======== PROVIDED RECORDS
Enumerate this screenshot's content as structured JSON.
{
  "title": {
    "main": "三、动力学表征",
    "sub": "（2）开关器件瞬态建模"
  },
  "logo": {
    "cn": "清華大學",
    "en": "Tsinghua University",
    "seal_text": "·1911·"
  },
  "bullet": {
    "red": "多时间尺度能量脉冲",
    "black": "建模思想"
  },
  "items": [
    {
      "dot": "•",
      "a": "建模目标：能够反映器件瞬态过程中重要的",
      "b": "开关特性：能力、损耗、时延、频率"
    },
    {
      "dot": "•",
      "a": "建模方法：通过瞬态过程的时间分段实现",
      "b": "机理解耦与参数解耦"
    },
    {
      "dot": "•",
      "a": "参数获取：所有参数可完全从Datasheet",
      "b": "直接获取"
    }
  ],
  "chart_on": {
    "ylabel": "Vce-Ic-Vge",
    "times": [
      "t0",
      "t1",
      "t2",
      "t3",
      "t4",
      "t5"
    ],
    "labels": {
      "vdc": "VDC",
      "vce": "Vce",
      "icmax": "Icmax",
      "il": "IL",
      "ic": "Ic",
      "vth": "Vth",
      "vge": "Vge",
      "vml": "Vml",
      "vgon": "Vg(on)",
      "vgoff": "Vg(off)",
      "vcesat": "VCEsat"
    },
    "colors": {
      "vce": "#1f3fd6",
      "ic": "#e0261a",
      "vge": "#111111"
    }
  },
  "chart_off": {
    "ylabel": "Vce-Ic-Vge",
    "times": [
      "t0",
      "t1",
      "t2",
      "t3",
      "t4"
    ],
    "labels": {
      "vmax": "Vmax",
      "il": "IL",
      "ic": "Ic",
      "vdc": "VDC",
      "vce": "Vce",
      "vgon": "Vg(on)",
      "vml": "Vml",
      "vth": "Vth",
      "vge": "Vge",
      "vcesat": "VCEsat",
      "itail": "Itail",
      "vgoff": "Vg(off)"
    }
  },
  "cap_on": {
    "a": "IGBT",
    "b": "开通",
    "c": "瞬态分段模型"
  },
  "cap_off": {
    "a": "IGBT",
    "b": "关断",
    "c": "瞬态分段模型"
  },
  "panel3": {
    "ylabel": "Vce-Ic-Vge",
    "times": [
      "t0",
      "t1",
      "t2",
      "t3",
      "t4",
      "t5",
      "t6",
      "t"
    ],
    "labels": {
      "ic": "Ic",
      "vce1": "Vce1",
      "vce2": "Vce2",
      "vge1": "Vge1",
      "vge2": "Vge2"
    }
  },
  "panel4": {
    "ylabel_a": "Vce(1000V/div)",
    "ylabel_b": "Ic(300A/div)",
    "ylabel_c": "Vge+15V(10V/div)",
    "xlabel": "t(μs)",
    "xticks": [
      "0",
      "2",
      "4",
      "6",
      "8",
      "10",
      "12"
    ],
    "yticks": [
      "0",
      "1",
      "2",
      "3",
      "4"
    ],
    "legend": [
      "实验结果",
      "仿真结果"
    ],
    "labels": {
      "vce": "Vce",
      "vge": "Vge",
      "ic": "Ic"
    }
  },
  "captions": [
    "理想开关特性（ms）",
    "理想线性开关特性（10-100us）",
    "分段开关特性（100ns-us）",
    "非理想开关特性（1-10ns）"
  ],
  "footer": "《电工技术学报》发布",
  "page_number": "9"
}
================
## WHAT TO PRODUCE
Return the material in full, exactly as shown.

## TASK OUTPUT
Enumerate this screenshot's content as structured JSON.
{
  "title": {
    "main": "三、动力学表征",
    "sub": "（2）开关器件瞬态建模"
  },
  "logo": {
    "cn": "清華大學",
    "en": "Tsinghua University",
    "seal_text": "·1911·"
  },
  "bullet": {
    "red": "多时间尺度能量脉冲",
    "black": "建模思想"
  },
  "items": [
    {
      "dot": "•",
      "a": "建模目标：能够反映器件瞬态过程中重要的",
      "b": "开关特性：能力、损耗、时延、频率"
    },
    {
      "dot": "•",
      "a": "建模方法：通过瞬态过程的时间分段实现",
      "b": "机理解耦与参数解耦"
    },
    {
      "dot": "•",
      "a": "参数获取：所有参数可完全从Datasheet",
      "b": "直接获取"
    }
  ],
  "chart_on": {
    "ylabel": "Vce-Ic-Vge",
    "times": [
      "t0",
      "t1",
      "t2",
      "t3",
      "t4",
      "t5"
    ],
    "labels": {
      "vdc": "VDC",
      "vce": "Vce",
      "icmax": "Icmax",
      "il": "IL",
      "ic": "Ic",
      "vth": "Vth",
      "vge": "Vge",
      "vml": "Vml",
      "vgon": "Vg(on)",
      "vgoff": "Vg(off)",
      "vcesat": "VCEsat"
    },
    "colors": {
      "vce": "#1f3fd6",
      "ic": "#e0261a",
      "vge": "#111111"
    }
  },
  "chart_off": {
    "ylabel": "Vce-Ic-Vge",
    "times": [
      "t0",
      "t1",
      "t2",
      "t3",
      "t4"
    ],
    "labels": {
      "vmax": "Vmax",
      "il": "IL",
      "ic": "Ic",
      "vdc": "VDC",
      "vce": "Vce",
      "vgon": "Vg(on)",
      "vml": "Vml",
      "vth": "Vth",
      "vge": "Vge",
      "vcesat": "VCEsat",
      "itail": "Itail",
      "vgoff": "Vg(off)"
    }
  },
  "cap_on": {
    "a": "IGBT",
    "b": "开通",
    "c": "瞬态分段模型"
  },
  "cap_off": {
    "a": "IGBT",
    "b": "关断",
    "c": "瞬态分段模型"
  },
  "panel3": {
    "ylabel": "Vce-Ic-Vge",
    "times": [
      "t0",
      "t1",
      "t2",
      "t3",
      "t4",
      "t5",
      "t6",
      "t"
    ],
    "labels": {
      "ic": "Ic",
      "vce1": "Vce1",
      "vce2": "Vce2",
      "vge1": "Vge1",
      "vge2": "Vge2"
    }
  },
  "panel4": {
    "ylabel_a": "Vce(1000V/div)",
    "ylabel_b": "Ic(300A/div)",
    "ylabel_c": "Vge+15V(10V/div)",
    "xlabel": "t(μs)",
    "xticks": [
      "0",
      "2",
      "4",
      "6",
      "8",
      "10",
      "12"
    ],
    "yticks": [
      "0",
      "1",
      "2",
      "3",
      "4"
    ],
    "legend": [
      "实验结果",
      "仿真结果"
    ],
    "labels": {
      "vce": "Vce",
      "vge": "Vge",
      "ic": "Ic"
    }
  },
  "captions": [
    "理想开关特性（ms）",
    "理想线性开关特性（10-100us）",
    "分段开关特性（100ns-us）",
    "非理想开关特性（1-10ns）"
  ],
  "footer": "《电工技术学报》发布",
  "page_number": "9"
}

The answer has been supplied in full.